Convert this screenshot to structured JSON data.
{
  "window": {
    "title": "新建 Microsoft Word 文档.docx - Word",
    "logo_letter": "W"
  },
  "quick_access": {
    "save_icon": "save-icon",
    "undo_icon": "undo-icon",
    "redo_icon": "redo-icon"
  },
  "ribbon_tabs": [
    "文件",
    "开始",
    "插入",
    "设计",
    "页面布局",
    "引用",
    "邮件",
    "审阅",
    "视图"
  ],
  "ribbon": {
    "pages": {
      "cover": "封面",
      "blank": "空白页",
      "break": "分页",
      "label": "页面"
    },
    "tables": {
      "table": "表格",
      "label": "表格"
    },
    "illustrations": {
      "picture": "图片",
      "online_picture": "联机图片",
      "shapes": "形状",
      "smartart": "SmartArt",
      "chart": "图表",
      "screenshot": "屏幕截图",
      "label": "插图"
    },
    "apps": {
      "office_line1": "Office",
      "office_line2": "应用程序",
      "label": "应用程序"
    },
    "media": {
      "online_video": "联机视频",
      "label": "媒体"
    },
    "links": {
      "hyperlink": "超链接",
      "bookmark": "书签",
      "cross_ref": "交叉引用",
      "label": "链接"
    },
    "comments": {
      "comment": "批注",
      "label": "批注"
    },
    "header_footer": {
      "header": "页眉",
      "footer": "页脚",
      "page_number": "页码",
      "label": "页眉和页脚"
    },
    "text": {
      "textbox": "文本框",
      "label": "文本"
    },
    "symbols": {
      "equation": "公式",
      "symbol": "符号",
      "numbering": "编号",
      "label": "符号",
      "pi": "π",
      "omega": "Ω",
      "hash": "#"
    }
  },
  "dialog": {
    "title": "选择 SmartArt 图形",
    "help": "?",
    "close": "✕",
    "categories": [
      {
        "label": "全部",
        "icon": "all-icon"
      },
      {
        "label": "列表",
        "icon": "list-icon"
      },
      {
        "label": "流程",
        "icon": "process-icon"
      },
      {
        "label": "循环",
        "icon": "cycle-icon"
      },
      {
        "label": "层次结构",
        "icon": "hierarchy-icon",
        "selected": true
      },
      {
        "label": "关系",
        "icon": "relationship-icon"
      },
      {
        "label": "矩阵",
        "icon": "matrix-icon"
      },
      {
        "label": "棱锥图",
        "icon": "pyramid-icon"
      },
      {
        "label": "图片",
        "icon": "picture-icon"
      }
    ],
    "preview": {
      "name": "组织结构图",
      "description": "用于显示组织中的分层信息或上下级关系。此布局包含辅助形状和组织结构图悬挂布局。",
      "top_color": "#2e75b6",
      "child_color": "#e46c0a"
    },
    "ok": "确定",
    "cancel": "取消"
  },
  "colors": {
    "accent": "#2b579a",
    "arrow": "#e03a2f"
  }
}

· · ·

■ **Aim**
Your task is to print the whole listing again exactly.

■ **The solution**
Convert this screenshot to structured JSON data.
{
  "window": {
    "title": "新建 Microsoft Word 文档.docx - Word",
    "logo_letter": "W"
  },
  "quick_access": {
    "save_icon": "save-icon",
    "undo_icon": "undo-icon",
    "redo_icon": "redo-icon"
  },
  "ribbon_tabs": [
    "文件",
    "开始",
    "插入",
    "设计",
    "页面布局",
    "引用",
    "邮件",
    "审阅",
    "视图"
  ],
  "ribbon": {
    "pages": {
      "cover": "封面",
      "blank": "空白页",
      "break": "分页",
      "label": "页面"
    },
    "tables": {
      "table": "表格",
      "label": "表格"
    },
    "illustrations": {
      "picture": "图片",
      "online_picture": "联机图片",
      "shapes": "形状",
      "smartart": "SmartArt",
      "chart": "图表",
      "screenshot": "屏幕截图",
      "label": "插图"
    },
    "apps": {
      "office_line1": "Office",
      "office_line2": "应用程序",
      "label": "应用程序"
    },
    "media": {
      "online_video": "联机视频",
      "label": "媒体"
    },
    "links": {
      "hyperlink": "超链接",
      "bookmark": "书签",
      "cross_ref": "交叉引用",
      "label": "链接"
    },
    "comments": {
      "comment": "批注",
      "label": "批注"
    },
    "header_footer": {
      "header": "页眉",
      "footer": "页脚",
      "page_number": "页码",
      "label": "页眉和页脚"
    },
    "text": {
      "textbox": "文本框",
      "label": "文本"
    },
    "symbols": {
      "equation": "公式",
      "symbol": "符号",
      "numbering": "编号",
      "label": "符号",
      "pi": "π",
      "omega": "Ω",
      "hash": "#"
    }
  },
  "dialog": {
    "title": "选择 SmartArt 图形",
    "help": "?",
    "close": "✕",
    "categories": [
      {
        "label": "全部",
        "icon": "all-icon"
      },
      {
        "label": "列表",
        "icon": "list-icon"
      },
      {
        "label": "流程",
        "icon": "process-icon"
      },
      {
        "label": "循环",
        "icon": "cycle-icon"
      },
      {
        "label": "层次结构",
        "icon": "hierarchy-icon",
        "selected": true
      },
      {
        "label": "关系",
        "icon": "relationship-icon"
      },
      {
        "label": "矩阵",
        "icon": "matrix-icon"
      },
      {
        "label": "棱锥图",
        "icon": "pyramid-icon"
      },
      {
        "label": "图片",
        "icon": "picture-icon"
      }
    ],
    "preview": {
      "name": "组织结构图",
      "description": "用于显示组织中的分层信息或上下级关系。此布局包含辅助形状和组织结构图悬挂布局。",
      "top_color": "#2e75b6",
      "child_color": "#e46c0a"
    },
    "ok": "确定",
    "cancel": "取消"
  },
  "colors": {
    "accent": "#2b579a",
    "arrow": "#e03a2f"
  }
}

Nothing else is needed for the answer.